→ **WHAT THE TASK REQUIRES**
Search the data for the string "Mess" and gather each line it is in.

* START DATA FOR THIS EXERCISE *

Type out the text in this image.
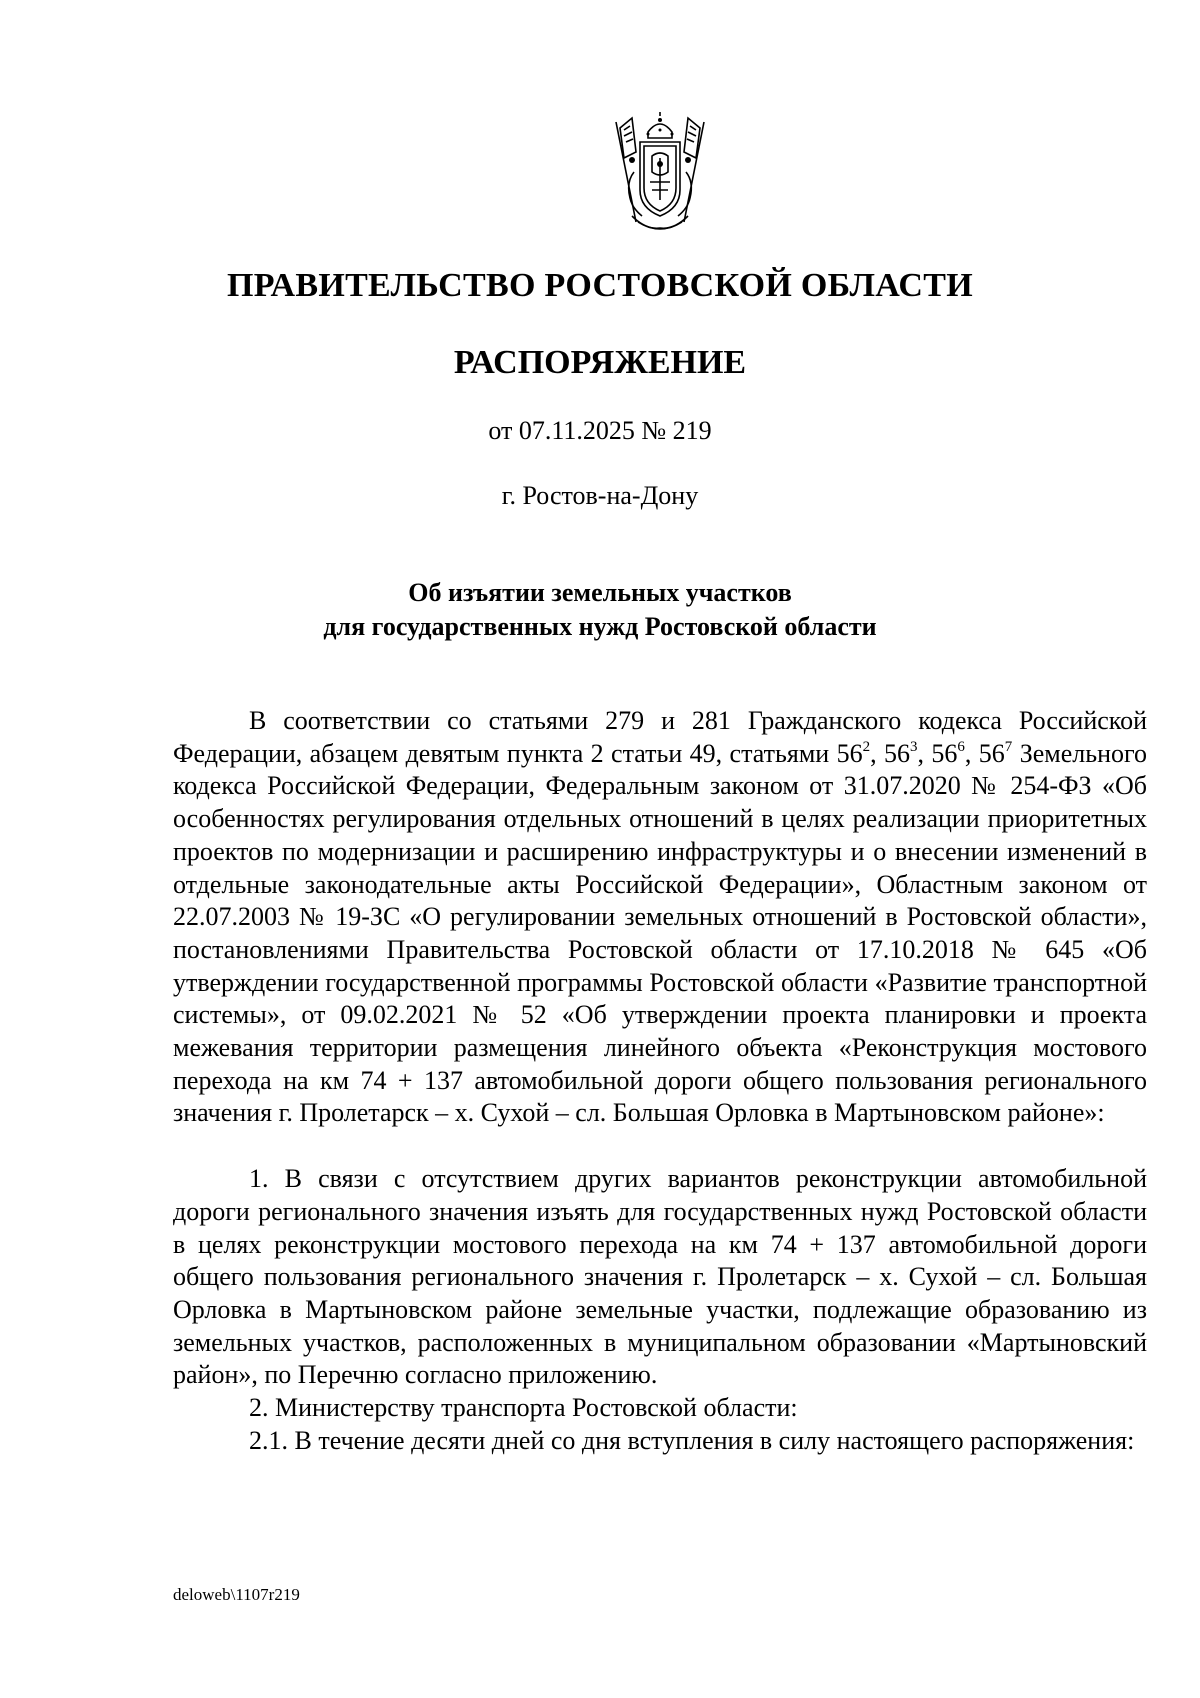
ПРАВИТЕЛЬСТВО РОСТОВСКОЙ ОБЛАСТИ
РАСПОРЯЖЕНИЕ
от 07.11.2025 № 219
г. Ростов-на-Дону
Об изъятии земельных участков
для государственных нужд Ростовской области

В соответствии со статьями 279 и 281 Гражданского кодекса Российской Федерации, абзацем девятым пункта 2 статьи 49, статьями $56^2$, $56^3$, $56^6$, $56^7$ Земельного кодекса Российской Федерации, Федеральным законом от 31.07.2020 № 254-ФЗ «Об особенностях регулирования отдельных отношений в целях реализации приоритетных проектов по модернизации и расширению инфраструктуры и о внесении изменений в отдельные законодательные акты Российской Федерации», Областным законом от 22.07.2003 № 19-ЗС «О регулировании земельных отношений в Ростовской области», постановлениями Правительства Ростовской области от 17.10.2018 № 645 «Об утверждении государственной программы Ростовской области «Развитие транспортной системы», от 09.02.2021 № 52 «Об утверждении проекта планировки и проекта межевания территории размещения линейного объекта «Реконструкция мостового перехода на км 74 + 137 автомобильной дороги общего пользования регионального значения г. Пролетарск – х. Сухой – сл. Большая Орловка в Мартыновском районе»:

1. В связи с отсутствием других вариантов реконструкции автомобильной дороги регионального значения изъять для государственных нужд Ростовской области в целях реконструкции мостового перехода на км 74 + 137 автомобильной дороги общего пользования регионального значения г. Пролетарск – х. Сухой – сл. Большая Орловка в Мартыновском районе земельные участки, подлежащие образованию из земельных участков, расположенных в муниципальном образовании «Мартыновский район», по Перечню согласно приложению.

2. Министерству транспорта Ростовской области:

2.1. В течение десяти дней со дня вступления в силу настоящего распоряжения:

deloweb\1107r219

* END DATA FOR THIS EXERCISE *
* START DATA FOR THIS EXERCISE *

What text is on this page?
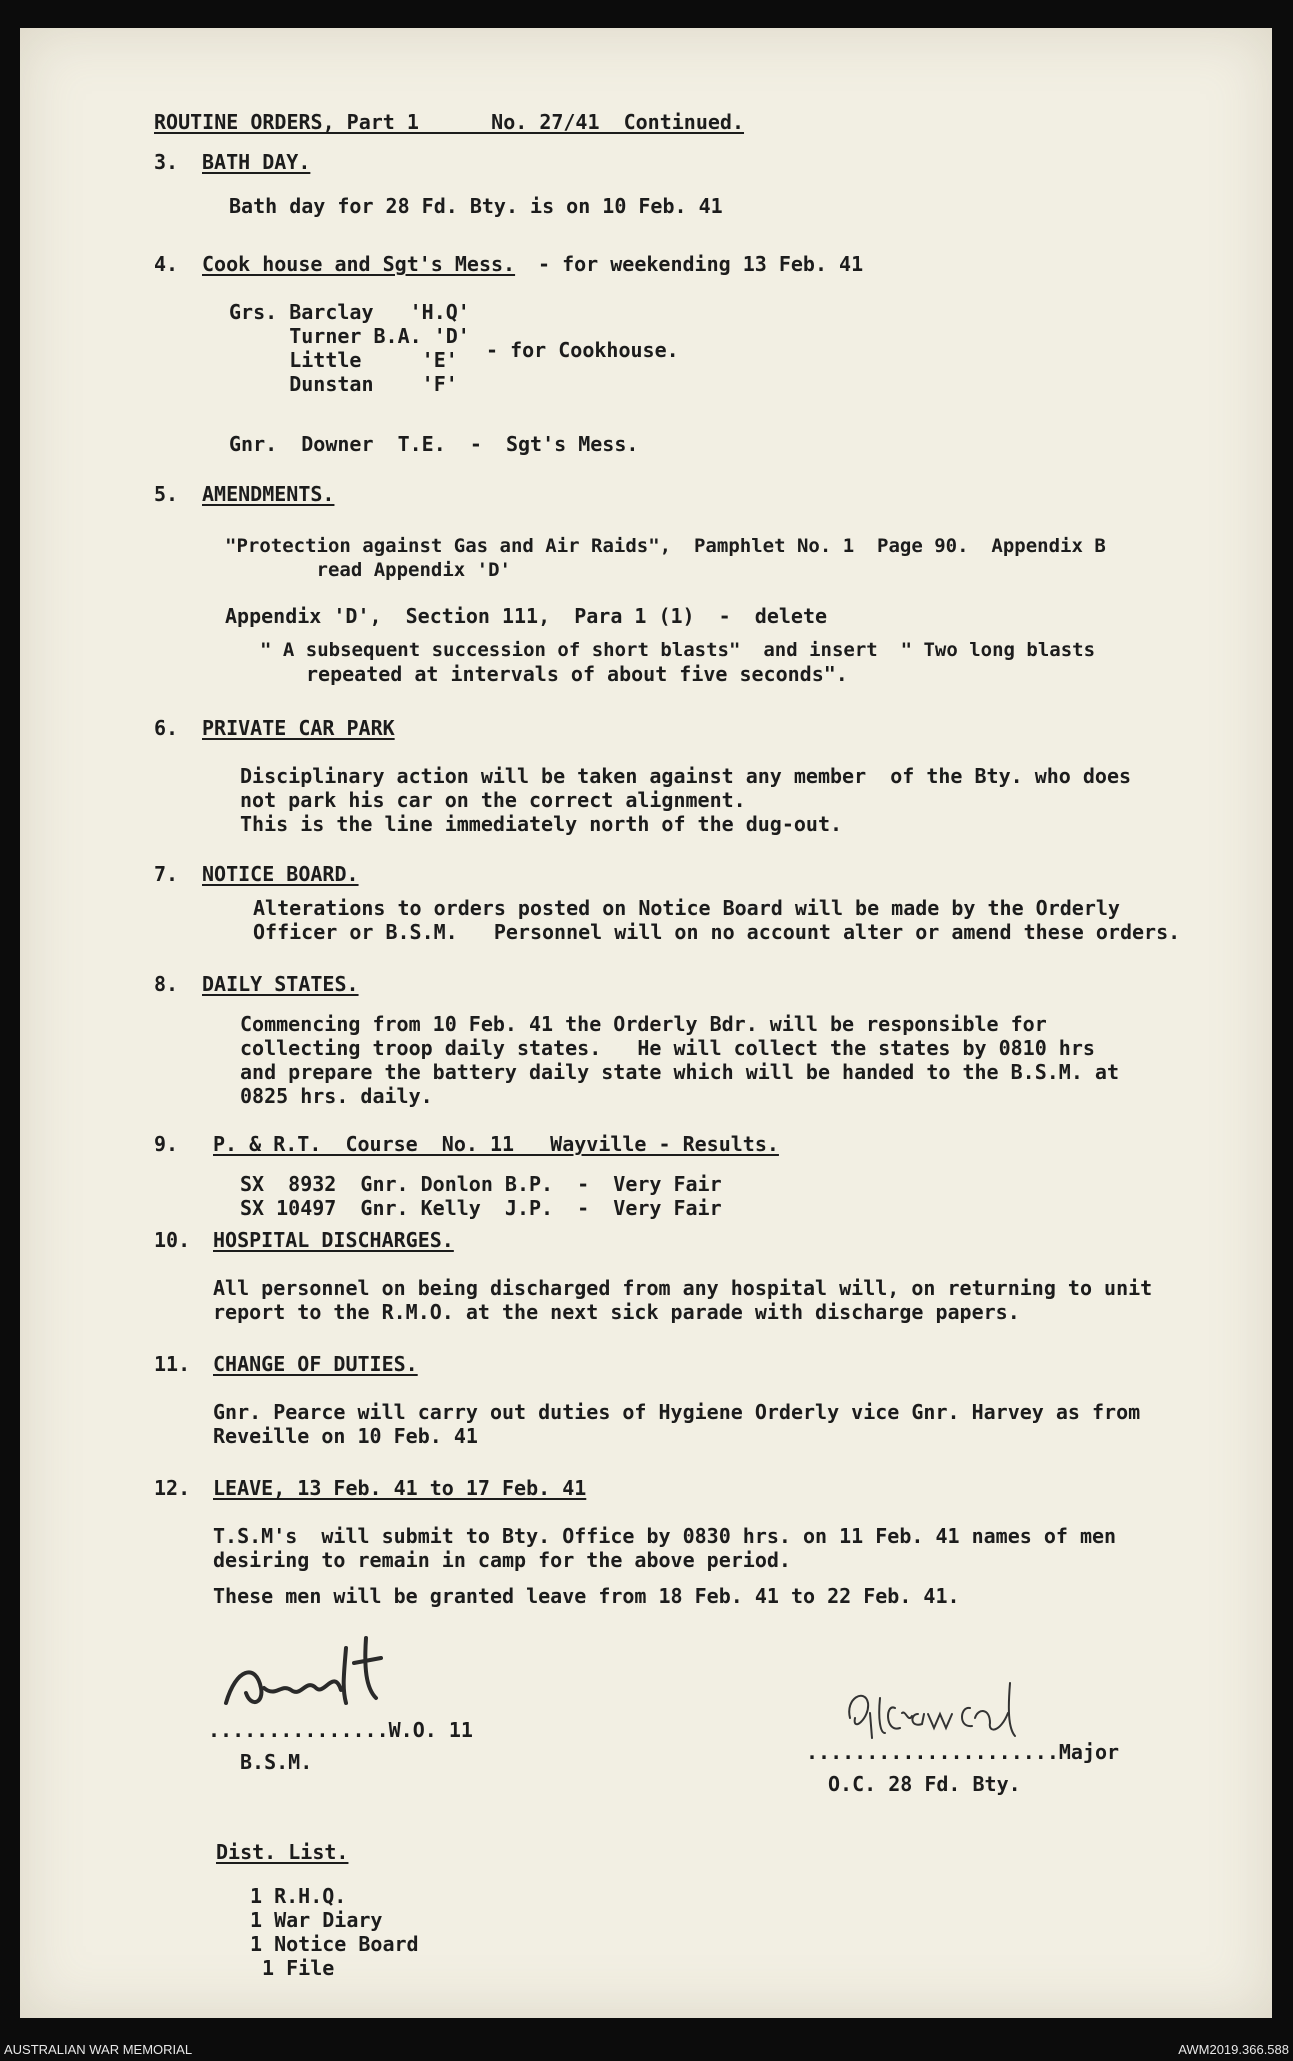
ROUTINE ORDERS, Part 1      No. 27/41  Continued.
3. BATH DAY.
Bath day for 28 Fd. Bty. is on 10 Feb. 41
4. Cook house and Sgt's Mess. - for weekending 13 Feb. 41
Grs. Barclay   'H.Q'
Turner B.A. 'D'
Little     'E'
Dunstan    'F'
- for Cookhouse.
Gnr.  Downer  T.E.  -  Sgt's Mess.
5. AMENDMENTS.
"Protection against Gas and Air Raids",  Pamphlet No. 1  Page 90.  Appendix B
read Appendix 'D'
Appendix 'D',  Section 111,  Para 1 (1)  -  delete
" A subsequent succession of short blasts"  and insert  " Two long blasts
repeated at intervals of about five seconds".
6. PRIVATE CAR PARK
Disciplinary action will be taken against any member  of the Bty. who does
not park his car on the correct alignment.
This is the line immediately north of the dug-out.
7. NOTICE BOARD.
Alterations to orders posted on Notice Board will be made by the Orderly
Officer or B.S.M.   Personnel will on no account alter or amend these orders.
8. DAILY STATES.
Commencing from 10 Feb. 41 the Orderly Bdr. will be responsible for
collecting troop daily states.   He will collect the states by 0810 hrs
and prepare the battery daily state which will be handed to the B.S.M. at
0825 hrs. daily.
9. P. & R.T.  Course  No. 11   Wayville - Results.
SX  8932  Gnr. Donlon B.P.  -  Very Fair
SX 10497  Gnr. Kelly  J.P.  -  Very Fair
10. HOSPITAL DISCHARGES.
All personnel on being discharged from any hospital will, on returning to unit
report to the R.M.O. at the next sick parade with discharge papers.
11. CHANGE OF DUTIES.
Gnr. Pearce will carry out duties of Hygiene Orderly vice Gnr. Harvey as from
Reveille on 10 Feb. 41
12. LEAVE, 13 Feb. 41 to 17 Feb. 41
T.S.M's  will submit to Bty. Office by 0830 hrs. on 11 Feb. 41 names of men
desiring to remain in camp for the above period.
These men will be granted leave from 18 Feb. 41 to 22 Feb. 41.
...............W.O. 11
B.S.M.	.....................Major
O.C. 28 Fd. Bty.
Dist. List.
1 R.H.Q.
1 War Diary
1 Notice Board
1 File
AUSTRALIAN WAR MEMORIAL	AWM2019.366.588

* END DATA FOR THIS EXERCISE *

→ **RESPONSE TO THE EXERCISE**
4. Cook house and Sgt's Mess. - for weekending 13 Feb. 41
Gnr.  Downer  T.E.  -  Sgt's Mess.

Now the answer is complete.